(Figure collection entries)
● ● ●
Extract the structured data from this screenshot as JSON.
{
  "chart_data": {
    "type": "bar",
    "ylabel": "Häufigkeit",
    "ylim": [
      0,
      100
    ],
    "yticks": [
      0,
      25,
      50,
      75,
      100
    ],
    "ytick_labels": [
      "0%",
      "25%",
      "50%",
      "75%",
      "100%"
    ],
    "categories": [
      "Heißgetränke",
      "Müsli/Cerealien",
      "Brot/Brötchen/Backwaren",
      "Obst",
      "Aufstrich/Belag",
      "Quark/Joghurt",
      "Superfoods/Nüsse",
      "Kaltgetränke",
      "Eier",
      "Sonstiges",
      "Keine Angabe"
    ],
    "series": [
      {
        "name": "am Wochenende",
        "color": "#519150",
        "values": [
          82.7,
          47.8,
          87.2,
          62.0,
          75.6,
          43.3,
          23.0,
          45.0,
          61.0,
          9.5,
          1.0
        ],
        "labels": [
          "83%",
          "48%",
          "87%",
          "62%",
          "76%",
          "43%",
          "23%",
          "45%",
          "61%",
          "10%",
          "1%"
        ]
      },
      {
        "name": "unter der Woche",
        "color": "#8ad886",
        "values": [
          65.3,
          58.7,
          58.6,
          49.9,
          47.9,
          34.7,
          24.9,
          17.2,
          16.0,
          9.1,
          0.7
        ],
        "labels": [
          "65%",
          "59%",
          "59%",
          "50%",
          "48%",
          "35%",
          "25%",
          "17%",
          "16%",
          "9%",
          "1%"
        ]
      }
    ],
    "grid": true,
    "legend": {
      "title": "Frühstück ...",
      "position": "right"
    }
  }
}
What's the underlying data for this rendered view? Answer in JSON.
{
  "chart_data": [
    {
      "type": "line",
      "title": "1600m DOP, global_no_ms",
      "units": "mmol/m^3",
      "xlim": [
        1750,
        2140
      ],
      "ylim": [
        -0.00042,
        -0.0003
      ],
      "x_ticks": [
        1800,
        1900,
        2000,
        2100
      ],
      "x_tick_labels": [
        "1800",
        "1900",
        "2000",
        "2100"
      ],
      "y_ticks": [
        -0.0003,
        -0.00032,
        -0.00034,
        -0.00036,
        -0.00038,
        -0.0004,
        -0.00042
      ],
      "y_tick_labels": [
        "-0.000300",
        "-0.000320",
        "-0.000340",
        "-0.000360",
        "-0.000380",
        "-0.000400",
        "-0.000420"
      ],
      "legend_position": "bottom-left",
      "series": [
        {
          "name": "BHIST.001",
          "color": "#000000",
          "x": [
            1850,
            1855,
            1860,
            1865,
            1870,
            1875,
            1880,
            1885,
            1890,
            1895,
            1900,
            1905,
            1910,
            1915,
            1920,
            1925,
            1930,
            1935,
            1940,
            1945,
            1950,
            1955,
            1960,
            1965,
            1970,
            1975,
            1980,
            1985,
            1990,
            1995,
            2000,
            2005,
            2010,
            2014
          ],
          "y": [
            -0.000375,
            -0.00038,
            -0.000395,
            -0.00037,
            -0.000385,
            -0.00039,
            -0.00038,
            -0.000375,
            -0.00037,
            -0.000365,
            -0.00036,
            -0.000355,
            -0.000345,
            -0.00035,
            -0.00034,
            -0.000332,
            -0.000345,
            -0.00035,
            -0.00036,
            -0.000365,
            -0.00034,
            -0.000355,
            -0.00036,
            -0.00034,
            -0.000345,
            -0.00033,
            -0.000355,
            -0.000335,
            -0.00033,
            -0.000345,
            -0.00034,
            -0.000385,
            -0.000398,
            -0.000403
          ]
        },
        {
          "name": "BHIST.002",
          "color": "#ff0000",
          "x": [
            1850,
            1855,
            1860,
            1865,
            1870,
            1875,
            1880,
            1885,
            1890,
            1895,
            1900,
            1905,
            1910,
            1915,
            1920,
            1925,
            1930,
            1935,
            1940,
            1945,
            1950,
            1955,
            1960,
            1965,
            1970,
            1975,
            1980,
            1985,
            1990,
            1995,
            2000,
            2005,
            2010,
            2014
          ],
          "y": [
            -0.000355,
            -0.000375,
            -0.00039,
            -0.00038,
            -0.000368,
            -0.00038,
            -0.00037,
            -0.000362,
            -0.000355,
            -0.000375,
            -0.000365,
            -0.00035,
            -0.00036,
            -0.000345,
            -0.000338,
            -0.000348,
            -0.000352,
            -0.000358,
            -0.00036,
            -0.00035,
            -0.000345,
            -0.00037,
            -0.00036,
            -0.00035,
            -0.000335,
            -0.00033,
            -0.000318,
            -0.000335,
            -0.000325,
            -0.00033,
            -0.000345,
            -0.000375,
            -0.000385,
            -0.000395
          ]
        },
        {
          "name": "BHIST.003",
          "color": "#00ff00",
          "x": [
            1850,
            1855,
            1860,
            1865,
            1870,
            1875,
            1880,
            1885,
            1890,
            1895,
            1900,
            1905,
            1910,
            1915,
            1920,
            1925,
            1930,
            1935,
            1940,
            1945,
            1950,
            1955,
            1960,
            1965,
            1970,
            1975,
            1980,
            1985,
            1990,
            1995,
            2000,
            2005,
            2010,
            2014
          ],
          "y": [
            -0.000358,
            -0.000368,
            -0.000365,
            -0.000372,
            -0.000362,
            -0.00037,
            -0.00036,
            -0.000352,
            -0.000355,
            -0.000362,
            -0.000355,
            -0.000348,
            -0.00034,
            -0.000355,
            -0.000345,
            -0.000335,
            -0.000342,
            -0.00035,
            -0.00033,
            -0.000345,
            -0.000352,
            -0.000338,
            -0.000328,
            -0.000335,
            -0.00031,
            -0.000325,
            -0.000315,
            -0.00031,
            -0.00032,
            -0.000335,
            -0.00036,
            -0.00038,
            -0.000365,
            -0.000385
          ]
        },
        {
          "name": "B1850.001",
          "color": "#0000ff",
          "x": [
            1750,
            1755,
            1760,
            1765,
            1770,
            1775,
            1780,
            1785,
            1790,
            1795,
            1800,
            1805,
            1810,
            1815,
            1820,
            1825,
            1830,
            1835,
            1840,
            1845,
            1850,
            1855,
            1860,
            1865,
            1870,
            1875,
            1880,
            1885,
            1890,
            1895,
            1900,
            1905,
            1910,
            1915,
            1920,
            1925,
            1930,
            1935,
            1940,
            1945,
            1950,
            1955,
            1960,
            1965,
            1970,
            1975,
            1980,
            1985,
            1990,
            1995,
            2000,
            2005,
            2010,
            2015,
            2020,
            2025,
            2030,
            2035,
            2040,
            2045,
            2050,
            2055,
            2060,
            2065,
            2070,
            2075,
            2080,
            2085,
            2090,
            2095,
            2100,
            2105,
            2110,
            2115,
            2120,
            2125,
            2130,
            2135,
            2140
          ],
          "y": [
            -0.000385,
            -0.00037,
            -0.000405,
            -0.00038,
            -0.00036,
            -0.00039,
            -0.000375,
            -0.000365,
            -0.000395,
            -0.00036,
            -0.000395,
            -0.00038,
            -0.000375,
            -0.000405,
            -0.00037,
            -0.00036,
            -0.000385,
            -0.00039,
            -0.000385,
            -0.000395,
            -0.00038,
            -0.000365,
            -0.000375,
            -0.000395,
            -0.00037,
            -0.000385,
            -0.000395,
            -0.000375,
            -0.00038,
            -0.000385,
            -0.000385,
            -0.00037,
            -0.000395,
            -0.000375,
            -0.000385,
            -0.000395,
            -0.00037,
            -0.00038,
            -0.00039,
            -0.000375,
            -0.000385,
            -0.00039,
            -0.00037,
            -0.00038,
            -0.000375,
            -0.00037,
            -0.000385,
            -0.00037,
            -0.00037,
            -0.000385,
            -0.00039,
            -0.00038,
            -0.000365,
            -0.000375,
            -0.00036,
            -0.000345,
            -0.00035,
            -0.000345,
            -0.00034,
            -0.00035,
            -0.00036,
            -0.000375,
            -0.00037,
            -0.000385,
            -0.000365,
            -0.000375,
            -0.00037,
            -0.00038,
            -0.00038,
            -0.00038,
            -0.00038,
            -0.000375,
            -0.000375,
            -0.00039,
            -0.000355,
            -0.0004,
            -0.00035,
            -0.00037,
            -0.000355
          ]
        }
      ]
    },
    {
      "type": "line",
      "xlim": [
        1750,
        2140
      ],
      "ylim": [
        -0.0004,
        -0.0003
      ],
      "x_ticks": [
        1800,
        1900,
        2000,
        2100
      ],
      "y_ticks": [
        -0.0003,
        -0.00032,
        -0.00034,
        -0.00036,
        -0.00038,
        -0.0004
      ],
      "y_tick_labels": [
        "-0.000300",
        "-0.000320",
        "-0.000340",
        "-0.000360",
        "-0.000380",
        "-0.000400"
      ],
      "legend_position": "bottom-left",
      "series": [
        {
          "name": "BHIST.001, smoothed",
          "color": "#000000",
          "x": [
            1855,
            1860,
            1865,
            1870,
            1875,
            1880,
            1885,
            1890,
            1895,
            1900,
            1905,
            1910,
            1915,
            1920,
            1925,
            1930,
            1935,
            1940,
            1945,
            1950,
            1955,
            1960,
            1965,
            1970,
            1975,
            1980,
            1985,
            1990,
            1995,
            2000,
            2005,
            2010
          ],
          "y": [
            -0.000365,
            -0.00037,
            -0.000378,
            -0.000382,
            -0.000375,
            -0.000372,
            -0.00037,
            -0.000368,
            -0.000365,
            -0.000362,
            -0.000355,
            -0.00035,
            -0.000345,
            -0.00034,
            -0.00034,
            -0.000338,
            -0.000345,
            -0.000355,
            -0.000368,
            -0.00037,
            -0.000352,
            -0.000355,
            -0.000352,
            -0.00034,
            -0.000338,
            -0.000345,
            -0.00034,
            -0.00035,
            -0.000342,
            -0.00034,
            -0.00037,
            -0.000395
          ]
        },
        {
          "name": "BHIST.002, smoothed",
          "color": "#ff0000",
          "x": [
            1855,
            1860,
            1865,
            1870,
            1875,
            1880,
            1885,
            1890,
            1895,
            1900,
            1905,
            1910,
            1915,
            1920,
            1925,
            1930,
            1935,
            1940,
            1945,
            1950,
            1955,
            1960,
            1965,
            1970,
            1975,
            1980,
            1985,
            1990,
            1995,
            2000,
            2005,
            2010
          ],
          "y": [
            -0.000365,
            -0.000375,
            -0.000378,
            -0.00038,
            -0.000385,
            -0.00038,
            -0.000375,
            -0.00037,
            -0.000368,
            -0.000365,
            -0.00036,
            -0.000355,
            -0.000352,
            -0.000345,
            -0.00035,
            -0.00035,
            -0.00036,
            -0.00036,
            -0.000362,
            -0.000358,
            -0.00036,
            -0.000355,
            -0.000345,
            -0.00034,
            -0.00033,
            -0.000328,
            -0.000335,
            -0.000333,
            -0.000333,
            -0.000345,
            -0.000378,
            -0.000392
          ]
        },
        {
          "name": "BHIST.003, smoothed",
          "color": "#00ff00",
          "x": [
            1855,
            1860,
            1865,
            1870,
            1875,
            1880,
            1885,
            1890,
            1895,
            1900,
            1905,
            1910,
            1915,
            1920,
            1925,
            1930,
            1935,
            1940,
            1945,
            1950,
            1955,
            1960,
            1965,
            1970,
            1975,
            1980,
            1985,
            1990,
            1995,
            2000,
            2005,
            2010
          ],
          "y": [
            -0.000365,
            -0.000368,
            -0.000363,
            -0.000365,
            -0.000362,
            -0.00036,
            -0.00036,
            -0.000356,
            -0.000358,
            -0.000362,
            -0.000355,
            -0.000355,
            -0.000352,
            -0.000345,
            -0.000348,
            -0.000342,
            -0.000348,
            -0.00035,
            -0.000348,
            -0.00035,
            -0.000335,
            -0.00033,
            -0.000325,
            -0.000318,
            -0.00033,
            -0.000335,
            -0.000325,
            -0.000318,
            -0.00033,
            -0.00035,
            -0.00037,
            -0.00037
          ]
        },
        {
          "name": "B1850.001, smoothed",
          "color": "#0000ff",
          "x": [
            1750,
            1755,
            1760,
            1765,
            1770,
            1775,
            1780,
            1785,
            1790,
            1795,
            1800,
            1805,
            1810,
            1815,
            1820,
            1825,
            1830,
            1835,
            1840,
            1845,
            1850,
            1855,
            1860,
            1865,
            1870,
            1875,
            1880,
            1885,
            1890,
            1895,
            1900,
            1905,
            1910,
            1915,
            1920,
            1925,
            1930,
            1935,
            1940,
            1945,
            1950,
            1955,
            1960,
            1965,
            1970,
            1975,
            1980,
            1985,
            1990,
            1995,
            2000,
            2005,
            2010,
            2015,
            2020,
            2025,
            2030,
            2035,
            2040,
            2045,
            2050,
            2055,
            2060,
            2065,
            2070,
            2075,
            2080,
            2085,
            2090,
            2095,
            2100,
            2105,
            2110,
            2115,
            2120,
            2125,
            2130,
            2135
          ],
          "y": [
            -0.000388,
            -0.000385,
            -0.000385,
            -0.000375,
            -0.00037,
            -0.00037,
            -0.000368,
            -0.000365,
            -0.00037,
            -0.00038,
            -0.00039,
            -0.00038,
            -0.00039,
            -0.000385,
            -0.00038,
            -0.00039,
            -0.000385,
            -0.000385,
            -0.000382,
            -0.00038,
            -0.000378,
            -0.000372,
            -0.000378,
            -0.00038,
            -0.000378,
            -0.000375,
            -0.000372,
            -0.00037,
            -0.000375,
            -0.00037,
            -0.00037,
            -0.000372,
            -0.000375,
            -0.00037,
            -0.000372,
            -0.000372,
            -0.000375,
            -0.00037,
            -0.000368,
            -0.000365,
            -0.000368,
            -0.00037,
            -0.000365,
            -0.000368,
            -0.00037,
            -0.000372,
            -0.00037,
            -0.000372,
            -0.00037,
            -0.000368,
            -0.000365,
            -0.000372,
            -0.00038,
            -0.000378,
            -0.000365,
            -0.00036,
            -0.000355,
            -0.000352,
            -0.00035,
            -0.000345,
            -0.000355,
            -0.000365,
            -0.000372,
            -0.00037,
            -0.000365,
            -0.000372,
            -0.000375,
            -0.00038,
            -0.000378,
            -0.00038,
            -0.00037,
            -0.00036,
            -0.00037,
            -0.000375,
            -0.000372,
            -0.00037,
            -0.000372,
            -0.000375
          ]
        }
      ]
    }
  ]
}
● ● ●
### [WHAT THE EXERCISE ASKS]
Using the records above, copy every line that has the word "smoothed" in it.

### [EXERCISE RESPONSE]
          "name": "BHIST.001, smoothed",
          "name": "BHIST.002, smoothed",
          "name": "BHIST.003, smoothed",
          "name": "B1850.001, smoothed",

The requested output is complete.